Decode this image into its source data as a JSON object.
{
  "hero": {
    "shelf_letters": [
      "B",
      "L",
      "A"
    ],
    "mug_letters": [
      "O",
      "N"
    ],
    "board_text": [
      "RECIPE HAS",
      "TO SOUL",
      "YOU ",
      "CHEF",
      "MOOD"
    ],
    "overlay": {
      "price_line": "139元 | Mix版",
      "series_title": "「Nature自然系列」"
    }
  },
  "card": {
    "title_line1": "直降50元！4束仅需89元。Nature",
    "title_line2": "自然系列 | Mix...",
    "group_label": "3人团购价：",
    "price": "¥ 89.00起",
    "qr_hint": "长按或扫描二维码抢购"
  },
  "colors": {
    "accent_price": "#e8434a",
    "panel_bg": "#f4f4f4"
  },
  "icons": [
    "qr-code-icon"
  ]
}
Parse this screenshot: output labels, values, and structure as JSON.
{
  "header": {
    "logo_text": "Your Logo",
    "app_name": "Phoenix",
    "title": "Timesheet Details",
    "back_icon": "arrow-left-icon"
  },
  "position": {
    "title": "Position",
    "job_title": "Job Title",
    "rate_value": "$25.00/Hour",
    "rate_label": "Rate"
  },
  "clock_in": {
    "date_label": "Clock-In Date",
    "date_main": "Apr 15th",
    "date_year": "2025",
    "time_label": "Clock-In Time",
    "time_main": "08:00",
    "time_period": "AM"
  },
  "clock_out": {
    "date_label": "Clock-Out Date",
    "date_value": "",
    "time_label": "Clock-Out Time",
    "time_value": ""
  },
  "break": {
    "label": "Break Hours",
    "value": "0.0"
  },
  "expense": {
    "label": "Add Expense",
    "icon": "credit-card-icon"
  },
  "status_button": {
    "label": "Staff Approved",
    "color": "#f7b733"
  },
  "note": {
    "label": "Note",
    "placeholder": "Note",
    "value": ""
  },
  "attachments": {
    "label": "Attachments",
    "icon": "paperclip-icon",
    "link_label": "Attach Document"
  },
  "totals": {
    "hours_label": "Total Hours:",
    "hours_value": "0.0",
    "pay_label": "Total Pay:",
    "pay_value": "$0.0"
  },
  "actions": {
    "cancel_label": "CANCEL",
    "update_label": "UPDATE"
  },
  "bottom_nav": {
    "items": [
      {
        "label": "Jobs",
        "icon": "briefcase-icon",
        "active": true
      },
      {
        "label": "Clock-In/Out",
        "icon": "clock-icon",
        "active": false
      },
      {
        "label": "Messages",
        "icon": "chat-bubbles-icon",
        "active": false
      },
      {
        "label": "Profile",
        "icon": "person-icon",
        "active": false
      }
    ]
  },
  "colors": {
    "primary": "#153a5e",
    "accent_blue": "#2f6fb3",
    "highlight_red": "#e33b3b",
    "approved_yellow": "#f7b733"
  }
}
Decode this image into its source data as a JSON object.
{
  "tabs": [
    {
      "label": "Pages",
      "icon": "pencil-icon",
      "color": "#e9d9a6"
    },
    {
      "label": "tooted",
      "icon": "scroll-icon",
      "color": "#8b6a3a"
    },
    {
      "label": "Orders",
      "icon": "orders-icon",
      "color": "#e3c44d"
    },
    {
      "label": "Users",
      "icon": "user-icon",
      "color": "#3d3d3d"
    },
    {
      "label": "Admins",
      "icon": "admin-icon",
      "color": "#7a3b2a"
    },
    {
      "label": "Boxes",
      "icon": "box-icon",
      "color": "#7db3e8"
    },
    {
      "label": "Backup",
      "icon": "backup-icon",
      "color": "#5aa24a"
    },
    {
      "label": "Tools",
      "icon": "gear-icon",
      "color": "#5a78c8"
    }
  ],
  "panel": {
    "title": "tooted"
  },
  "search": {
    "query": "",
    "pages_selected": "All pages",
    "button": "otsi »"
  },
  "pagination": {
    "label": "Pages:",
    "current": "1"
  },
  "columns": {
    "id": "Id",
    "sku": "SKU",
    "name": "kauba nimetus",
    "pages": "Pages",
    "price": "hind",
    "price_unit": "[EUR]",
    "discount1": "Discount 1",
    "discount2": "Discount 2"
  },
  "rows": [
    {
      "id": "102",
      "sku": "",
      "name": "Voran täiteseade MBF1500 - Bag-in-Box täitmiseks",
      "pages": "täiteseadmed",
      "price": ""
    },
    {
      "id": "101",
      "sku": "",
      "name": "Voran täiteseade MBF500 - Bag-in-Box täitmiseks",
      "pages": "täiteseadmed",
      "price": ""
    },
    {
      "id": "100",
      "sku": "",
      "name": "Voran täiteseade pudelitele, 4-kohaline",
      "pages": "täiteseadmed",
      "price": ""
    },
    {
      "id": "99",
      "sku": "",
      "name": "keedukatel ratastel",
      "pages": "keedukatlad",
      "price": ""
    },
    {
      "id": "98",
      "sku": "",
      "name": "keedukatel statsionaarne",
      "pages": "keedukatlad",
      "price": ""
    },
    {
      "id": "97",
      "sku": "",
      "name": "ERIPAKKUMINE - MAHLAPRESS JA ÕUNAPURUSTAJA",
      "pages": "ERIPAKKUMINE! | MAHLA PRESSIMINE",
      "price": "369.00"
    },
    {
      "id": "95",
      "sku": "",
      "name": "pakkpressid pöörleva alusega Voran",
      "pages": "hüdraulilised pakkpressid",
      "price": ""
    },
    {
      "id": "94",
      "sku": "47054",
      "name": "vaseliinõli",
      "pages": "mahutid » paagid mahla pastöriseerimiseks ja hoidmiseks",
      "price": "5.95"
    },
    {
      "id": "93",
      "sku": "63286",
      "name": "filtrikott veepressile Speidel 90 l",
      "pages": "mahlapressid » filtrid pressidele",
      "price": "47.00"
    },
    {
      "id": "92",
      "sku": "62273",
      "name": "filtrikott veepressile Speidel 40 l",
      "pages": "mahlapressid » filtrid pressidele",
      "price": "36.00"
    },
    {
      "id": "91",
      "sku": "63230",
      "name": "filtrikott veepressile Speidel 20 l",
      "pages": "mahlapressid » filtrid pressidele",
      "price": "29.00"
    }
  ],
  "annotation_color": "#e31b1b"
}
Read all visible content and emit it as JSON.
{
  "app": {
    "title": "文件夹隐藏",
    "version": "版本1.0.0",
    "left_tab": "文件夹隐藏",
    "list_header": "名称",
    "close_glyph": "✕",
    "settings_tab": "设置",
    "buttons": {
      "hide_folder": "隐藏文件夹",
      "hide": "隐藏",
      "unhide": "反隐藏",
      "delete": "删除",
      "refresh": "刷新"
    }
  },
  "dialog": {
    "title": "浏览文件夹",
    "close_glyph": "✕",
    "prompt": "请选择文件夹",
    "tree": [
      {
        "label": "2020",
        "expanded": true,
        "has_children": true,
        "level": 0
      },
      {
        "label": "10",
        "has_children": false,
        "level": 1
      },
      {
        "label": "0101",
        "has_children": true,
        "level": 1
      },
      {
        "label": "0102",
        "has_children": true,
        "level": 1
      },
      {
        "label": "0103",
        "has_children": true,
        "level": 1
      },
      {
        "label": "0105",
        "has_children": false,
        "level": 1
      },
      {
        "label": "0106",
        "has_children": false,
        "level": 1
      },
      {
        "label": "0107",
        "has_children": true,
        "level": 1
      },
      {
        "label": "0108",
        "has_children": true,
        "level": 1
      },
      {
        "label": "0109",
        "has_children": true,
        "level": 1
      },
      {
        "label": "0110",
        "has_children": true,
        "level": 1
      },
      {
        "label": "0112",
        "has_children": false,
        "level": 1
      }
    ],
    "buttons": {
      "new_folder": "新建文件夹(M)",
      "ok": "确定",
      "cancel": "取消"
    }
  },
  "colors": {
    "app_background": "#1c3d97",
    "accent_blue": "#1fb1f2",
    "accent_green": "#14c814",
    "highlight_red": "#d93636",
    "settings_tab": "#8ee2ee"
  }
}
*****
Would you write down every record again, exactly?

Decode this image into its source data as a JSON object.
{
  "hero": {
    "shelf_letters": [
      "B",
      "L",
      "A"
    ],
    "mug_letters": [
      "O",
      "N"
    ],
    "board_text": [
      "RECIPE HAS",
      "TO SOUL",
      "YOU ",
      "CHEF",
      "MOOD"
    ],
    "overlay": {
      "price_line": "139元 | Mix版",
      "series_title": "「Nature自然系列」"
    }
  },
  "card": {
    "title_line1": "直降50元！4束仅需89元。Nature",
    "title_line2": "自然系列 | Mix...",
    "group_label": "3人团购价：",
    "price": "¥ 89.00起",
    "qr_hint": "长按或扫描二维码抢购"
  },
  "colors": {
    "accent_price": "#e8434a",
    "panel_bg": "#f4f4f4"
  },
  "icons": [
    "qr-code-icon"
  ]
}
Parse this screenshot: output labels, values, and structure as JSON.
{
  "header": {
    "logo_text": "Your Logo",
    "app_name": "Phoenix",
    "title": "Timesheet Details",
    "back_icon": "arrow-left-icon"
  },
  "position": {
    "title": "Position",
    "job_title": "Job Title",
    "rate_value": "$25.00/Hour",
    "rate_label": "Rate"
  },
  "clock_in": {
    "date_label": "Clock-In Date",
    "date_main": "Apr 15th",
    "date_year": "2025",
    "time_label": "Clock-In Time",
    "time_main": "08:00",
    "time_period": "AM"
  },
  "clock_out": {
    "date_label": "Clock-Out Date",
    "date_value": "",
    "time_label": "Clock-Out Time",
    "time_value": ""
  },
  "break": {
    "label": "Break Hours",
    "value": "0.0"
  },
  "expense": {
    "label": "Add Expense",
    "icon": "credit-card-icon"
  },
  "status_button": {
    "label": "Staff Approved",
    "color": "#f7b733"
  },
  "note": {
    "label": "Note",
    "placeholder": "Note",
    "value": ""
  },
  "attachments": {
    "label": "Attachments",
    "icon": "paperclip-icon",
    "link_label": "Attach Document"
  },
  "totals": {
    "hours_label": "Total Hours:",
    "hours_value": "0.0",
    "pay_label": "Total Pay:",
    "pay_value": "$0.0"
  },
  "actions": {
    "cancel_label": "CANCEL",
    "update_label": "UPDATE"
  },
  "bottom_nav": {
    "items": [
      {
        "label": "Jobs",
        "icon": "briefcase-icon",
        "active": true
      },
      {
        "label": "Clock-In/Out",
        "icon": "clock-icon",
        "active": false
      },
      {
        "label": "Messages",
        "icon": "chat-bubbles-icon",
        "active": false
      },
      {
        "label": "Profile",
        "icon": "person-icon",
        "active": false
      }
    ]
  },
  "colors": {
    "primary": "#153a5e",
    "accent_blue": "#2f6fb3",
    "highlight_red": "#e33b3b",
    "approved_yellow": "#f7b733"
  }
}
Decode this image into its source data as a JSON object.
{
  "tabs": [
    {
      "label": "Pages",
      "icon": "pencil-icon",
      "color": "#e9d9a6"
    },
    {
      "label": "tooted",
      "icon": "scroll-icon",
      "color": "#8b6a3a"
    },
    {
      "label": "Orders",
      "icon": "orders-icon",
      "color": "#e3c44d"
    },
    {
      "label": "Users",
      "icon": "user-icon",
      "color": "#3d3d3d"
    },
    {
      "label": "Admins",
      "icon": "admin-icon",
      "color": "#7a3b2a"
    },
    {
      "label": "Boxes",
      "icon": "box-icon",
      "color": "#7db3e8"
    },
    {
      "label": "Backup",
      "icon": "backup-icon",
      "color": "#5aa24a"
    },
    {
      "label": "Tools",
      "icon": "gear-icon",
      "color": "#5a78c8"
    }
  ],
  "panel": {
    "title": "tooted"
  },
  "search": {
    "query": "",
    "pages_selected": "All pages",
    "button": "otsi »"
  },
  "pagination": {
    "label": "Pages:",
    "current": "1"
  },
  "columns": {
    "id": "Id",
    "sku": "SKU",
    "name": "kauba nimetus",
    "pages": "Pages",
    "price": "hind",
    "price_unit": "[EUR]",
    "discount1": "Discount 1",
    "discount2": "Discount 2"
  },
  "rows": [
    {
      "id": "102",
      "sku": "",
      "name": "Voran täiteseade MBF1500 - Bag-in-Box täitmiseks",
      "pages": "täiteseadmed",
      "price": ""
    },
    {
      "id": "101",
      "sku": "",
      "name": "Voran täiteseade MBF500 - Bag-in-Box täitmiseks",
      "pages": "täiteseadmed",
      "price": ""
    },
    {
      "id": "100",
      "sku": "",
      "name": "Voran täiteseade pudelitele, 4-kohaline",
      "pages": "täiteseadmed",
      "price": ""
    },
    {
      "id": "99",
      "sku": "",
      "name": "keedukatel ratastel",
      "pages": "keedukatlad",
      "price": ""
    },
    {
      "id": "98",
      "sku": "",
      "name": "keedukatel statsionaarne",
      "pages": "keedukatlad",
      "price": ""
    },
    {
      "id": "97",
      "sku": "",
      "name": "ERIPAKKUMINE - MAHLAPRESS JA ÕUNAPURUSTAJA",
      "pages": "ERIPAKKUMINE! | MAHLA PRESSIMINE",
      "price": "369.00"
    },
    {
      "id": "95",
      "sku": "",
      "name": "pakkpressid pöörleva alusega Voran",
      "pages": "hüdraulilised pakkpressid",
      "price": ""
    },
    {
      "id": "94",
      "sku": "47054",
      "name": "vaseliinõli",
      "pages": "mahutid » paagid mahla pastöriseerimiseks ja hoidmiseks",
      "price": "5.95"
    },
    {
      "id": "93",
      "sku": "63286",
      "name": "filtrikott veepressile Speidel 90 l",
      "pages": "mahlapressid » filtrid pressidele",
      "price": "47.00"
    },
    {
      "id": "92",
      "sku": "62273",
      "name": "filtrikott veepressile Speidel 40 l",
      "pages": "mahlapressid » filtrid pressidele",
      "price": "36.00"
    },
    {
      "id": "91",
      "sku": "63230",
      "name": "filtrikott veepressile Speidel 20 l",
      "pages": "mahlapressid » filtrid pressidele",
      "price": "29.00"
    }
  ],
  "annotation_color": "#e31b1b"
}
Read all visible content and emit it as JSON.
{
  "app": {
    "title": "文件夹隐藏",
    "version": "版本1.0.0",
    "left_tab": "文件夹隐藏",
    "list_header": "名称",
    "close_glyph": "✕",
    "settings_tab": "设置",
    "buttons": {
      "hide_folder": "隐藏文件夹",
      "hide": "隐藏",
      "unhide": "反隐藏",
      "delete": "删除",
      "refresh": "刷新"
    }
  },
  "dialog": {
    "title": "浏览文件夹",
    "close_glyph": "✕",
    "prompt": "请选择文件夹",
    "tree": [
      {
        "label": "2020",
        "expanded": true,
        "has_children": true,
        "level": 0
      },
      {
        "label": "10",
        "has_children": false,
        "level": 1
      },
      {
        "label": "0101",
        "has_children": true,
        "level": 1
      },
      {
        "label": "0102",
        "has_children": true,
        "level": 1
      },
      {
        "label": "0103",
        "has_children": true,
        "level": 1
      },
      {
        "label": "0105",
        "has_children": false,
        "level": 1
      },
      {
        "label": "0106",
        "has_children": false,
        "level": 1
      },
      {
        "label": "0107",
        "has_children": true,
        "level": 1
      },
      {
        "label": "0108",
        "has_children": true,
        "level": 1
      },
      {
        "label": "0109",
        "has_children": true,
        "level": 1
      },
      {
        "label": "0110",
        "has_children": true,
        "level": 1
      },
      {
        "label": "0112",
        "has_children": false,
        "level": 1
      }
    ],
    "buttons": {
      "new_folder": "新建文件夹(M)",
      "ok": "确定",
      "cancel": "取消"
    }
  },
  "colors": {
    "app_background": "#1c3d97",
    "accent_blue": "#1fb1f2",
    "accent_green": "#14c814",
    "highlight_red": "#d93636",
    "settings_tab": "#8ee2ee"
  }
}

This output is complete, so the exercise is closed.